WHAT YOU ARE ASKED TO DO:
Select, from the material below, each line with "Trailrail" in it.

INPUT FOR THIS TASK:
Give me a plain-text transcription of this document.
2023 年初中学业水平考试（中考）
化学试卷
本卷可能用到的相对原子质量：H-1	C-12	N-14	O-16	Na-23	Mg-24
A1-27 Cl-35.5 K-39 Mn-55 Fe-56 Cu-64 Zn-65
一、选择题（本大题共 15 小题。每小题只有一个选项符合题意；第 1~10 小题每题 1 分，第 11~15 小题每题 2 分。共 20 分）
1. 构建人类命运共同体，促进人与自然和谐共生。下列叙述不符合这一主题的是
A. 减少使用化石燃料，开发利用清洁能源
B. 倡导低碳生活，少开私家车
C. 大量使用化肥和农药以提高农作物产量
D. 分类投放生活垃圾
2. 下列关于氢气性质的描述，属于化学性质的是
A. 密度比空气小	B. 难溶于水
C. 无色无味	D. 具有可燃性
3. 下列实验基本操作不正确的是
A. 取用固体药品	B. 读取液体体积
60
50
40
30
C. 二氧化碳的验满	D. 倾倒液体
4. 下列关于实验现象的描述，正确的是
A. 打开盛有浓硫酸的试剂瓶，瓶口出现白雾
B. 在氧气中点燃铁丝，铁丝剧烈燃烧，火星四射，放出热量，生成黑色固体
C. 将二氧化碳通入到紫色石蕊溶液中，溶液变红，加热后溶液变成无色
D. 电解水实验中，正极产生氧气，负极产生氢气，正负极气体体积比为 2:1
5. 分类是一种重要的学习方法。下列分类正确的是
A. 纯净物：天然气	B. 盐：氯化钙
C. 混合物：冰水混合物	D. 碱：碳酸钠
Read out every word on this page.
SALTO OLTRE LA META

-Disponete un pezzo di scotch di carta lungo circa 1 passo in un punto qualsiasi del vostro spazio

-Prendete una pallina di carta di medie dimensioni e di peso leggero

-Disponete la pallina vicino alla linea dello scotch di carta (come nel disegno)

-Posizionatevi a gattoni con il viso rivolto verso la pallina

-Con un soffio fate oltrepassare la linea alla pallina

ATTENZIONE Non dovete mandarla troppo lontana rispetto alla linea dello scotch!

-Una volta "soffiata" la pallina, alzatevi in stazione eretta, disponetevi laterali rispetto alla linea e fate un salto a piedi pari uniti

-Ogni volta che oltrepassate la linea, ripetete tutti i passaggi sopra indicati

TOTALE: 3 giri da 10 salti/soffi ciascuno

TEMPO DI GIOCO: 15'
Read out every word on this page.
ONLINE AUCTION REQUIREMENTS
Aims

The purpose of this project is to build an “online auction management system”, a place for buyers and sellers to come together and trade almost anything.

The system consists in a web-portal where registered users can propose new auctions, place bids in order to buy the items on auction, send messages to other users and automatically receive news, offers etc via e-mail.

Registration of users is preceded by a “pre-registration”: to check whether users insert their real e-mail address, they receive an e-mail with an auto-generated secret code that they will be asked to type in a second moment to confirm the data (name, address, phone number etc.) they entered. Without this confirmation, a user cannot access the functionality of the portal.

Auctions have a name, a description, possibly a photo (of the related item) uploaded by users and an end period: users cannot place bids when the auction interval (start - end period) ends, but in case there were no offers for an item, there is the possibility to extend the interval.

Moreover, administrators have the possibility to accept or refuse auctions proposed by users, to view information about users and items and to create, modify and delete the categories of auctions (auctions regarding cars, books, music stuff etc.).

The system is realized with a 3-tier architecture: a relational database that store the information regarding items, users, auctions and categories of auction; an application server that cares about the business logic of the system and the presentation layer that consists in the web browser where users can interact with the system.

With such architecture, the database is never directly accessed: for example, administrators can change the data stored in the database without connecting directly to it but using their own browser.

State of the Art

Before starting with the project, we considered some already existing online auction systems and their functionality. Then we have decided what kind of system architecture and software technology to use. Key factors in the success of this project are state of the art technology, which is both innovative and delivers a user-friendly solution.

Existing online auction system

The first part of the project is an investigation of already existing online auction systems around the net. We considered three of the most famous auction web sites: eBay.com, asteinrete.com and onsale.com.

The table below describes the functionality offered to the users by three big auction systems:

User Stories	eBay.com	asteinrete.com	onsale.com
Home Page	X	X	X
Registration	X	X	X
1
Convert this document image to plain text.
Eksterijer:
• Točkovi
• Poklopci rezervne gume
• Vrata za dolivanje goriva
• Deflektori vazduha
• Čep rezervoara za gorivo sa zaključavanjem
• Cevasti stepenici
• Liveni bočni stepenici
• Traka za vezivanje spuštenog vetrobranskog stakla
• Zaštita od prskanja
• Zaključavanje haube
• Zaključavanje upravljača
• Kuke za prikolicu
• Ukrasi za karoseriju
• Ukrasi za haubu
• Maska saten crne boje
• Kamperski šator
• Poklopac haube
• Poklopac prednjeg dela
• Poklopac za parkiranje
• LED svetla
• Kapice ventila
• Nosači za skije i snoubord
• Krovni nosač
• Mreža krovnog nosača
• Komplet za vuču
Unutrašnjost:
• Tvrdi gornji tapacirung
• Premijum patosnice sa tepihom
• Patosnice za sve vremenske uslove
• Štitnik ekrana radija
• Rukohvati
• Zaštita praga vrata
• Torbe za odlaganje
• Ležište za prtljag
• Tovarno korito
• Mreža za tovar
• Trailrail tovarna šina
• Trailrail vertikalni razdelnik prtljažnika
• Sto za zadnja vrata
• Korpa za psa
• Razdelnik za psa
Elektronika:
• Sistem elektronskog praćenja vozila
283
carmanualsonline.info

WRITTEN REPLY:
• Trailrail tovarna šina
• Trailrail vertikalni razdelnik prtljažnika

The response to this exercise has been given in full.